___ Material provided ___

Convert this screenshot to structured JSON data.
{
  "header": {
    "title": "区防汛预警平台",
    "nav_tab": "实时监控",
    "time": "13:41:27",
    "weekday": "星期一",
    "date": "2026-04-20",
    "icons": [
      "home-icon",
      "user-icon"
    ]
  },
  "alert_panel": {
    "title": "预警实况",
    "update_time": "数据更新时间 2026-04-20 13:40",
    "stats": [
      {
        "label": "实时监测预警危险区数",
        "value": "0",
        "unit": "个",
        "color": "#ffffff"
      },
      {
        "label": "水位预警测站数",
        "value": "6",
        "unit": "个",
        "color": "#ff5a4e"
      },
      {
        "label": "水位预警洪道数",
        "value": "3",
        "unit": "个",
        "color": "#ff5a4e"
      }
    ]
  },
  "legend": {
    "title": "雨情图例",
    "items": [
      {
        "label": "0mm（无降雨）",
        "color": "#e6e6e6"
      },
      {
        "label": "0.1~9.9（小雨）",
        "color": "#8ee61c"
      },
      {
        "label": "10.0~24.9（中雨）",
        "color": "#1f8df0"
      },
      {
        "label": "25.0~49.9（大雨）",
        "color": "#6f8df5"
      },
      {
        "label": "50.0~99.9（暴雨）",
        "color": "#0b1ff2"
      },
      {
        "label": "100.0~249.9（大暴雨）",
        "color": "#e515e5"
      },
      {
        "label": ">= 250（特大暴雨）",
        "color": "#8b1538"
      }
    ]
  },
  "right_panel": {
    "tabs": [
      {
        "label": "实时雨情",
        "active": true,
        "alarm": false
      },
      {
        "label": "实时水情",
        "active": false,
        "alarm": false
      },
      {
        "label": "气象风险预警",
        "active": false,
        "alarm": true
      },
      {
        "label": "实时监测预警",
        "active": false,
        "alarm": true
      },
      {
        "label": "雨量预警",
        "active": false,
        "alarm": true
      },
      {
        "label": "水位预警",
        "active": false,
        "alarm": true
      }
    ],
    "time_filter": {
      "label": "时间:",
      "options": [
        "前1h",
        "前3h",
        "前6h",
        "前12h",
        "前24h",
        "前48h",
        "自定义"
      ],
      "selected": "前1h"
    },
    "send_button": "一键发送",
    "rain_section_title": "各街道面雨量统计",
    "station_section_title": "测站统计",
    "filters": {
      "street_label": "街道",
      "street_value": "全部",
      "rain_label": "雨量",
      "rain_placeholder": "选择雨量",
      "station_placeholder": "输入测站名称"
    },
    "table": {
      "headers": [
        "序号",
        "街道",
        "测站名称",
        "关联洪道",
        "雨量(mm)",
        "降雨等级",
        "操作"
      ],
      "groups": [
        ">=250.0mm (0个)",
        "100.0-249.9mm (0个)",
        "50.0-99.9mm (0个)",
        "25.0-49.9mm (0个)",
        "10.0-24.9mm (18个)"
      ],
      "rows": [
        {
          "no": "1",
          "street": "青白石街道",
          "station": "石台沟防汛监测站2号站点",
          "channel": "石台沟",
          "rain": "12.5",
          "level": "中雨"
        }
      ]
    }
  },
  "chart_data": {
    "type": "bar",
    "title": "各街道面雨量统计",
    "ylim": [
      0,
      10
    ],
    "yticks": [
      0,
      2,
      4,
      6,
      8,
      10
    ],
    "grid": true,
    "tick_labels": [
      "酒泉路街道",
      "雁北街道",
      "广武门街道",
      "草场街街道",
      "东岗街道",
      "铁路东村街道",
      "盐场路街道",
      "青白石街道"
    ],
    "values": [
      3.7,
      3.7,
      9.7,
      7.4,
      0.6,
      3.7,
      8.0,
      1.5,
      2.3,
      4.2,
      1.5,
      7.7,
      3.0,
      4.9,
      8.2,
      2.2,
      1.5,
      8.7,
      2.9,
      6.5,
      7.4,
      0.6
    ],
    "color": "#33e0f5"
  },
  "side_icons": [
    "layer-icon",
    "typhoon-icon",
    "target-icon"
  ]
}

___

### Brief
Take the entries above and copy them out exactly.

### The solution
Convert this screenshot to structured JSON data.
{
  "header": {
    "title": "区防汛预警平台",
    "nav_tab": "实时监控",
    "time": "13:41:27",
    "weekday": "星期一",
    "date": "2026-04-20",
    "icons": [
      "home-icon",
      "user-icon"
    ]
  },
  "alert_panel": {
    "title": "预警实况",
    "update_time": "数据更新时间 2026-04-20 13:40",
    "stats": [
      {
        "label": "实时监测预警危险区数",
        "value": "0",
        "unit": "个",
        "color": "#ffffff"
      },
      {
        "label": "水位预警测站数",
        "value": "6",
        "unit": "个",
        "color": "#ff5a4e"
      },
      {
        "label": "水位预警洪道数",
        "value": "3",
        "unit": "个",
        "color": "#ff5a4e"
      }
    ]
  },
  "legend": {
    "title": "雨情图例",
    "items": [
      {
        "label": "0mm（无降雨）",
        "color": "#e6e6e6"
      },
      {
        "label": "0.1~9.9（小雨）",
        "color": "#8ee61c"
      },
      {
        "label": "10.0~24.9（中雨）",
        "color": "#1f8df0"
      },
      {
        "label": "25.0~49.9（大雨）",
        "color": "#6f8df5"
      },
      {
        "label": "50.0~99.9（暴雨）",
        "color": "#0b1ff2"
      },
      {
        "label": "100.0~249.9（大暴雨）",
        "color": "#e515e5"
      },
      {
        "label": ">= 250（特大暴雨）",
        "color": "#8b1538"
      }
    ]
  },
  "right_panel": {
    "tabs": [
      {
        "label": "实时雨情",
        "active": true,
        "alarm": false
      },
      {
        "label": "实时水情",
        "active": false,
        "alarm": false
      },
      {
        "label": "气象风险预警",
        "active": false,
        "alarm": true
      },
      {
        "label": "实时监测预警",
        "active": false,
        "alarm": true
      },
      {
        "label": "雨量预警",
        "active": false,
        "alarm": true
      },
      {
        "label": "水位预警",
        "active": false,
        "alarm": true
      }
    ],
    "time_filter": {
      "label": "时间:",
      "options": [
        "前1h",
        "前3h",
        "前6h",
        "前12h",
        "前24h",
        "前48h",
        "自定义"
      ],
      "selected": "前1h"
    },
    "send_button": "一键发送",
    "rain_section_title": "各街道面雨量统计",
    "station_section_title": "测站统计",
    "filters": {
      "street_label": "街道",
      "street_value": "全部",
      "rain_label": "雨量",
      "rain_placeholder": "选择雨量",
      "station_placeholder": "输入测站名称"
    },
    "table": {
      "headers": [
        "序号",
        "街道",
        "测站名称",
        "关联洪道",
        "雨量(mm)",
        "降雨等级",
        "操作"
      ],
      "groups": [
        ">=250.0mm (0个)",
        "100.0-249.9mm (0个)",
        "50.0-99.9mm (0个)",
        "25.0-49.9mm (0个)",
        "10.0-24.9mm (18个)"
      ],
      "rows": [
        {
          "no": "1",
          "street": "青白石街道",
          "station": "石台沟防汛监测站2号站点",
          "channel": "石台沟",
          "rain": "12.5",
          "level": "中雨"
        }
      ]
    }
  },
  "chart_data": {
    "type": "bar",
    "title": "各街道面雨量统计",
    "ylim": [
      0,
      10
    ],
    "yticks": [
      0,
      2,
      4,
      6,
      8,
      10
    ],
    "grid": true,
    "tick_labels": [
      "酒泉路街道",
      "雁北街道",
      "广武门街道",
      "草场街街道",
      "东岗街道",
      "铁路东村街道",
      "盐场路街道",
      "青白石街道"
    ],
    "values": [
      3.7,
      3.7,
      9.7,
      7.4,
      0.6,
      3.7,
      8.0,
      1.5,
      2.3,
      4.2,
      1.5,
      7.7,
      3.0,
      4.9,
      8.2,
      2.2,
      1.5,
      8.7,
      2.9,
      6.5,
      7.4,
      0.6
    ],
    "color": "#33e0f5"
  },
  "side_icons": [
    "layer-icon",
    "typhoon-icon",
    "target-icon"
  ]
}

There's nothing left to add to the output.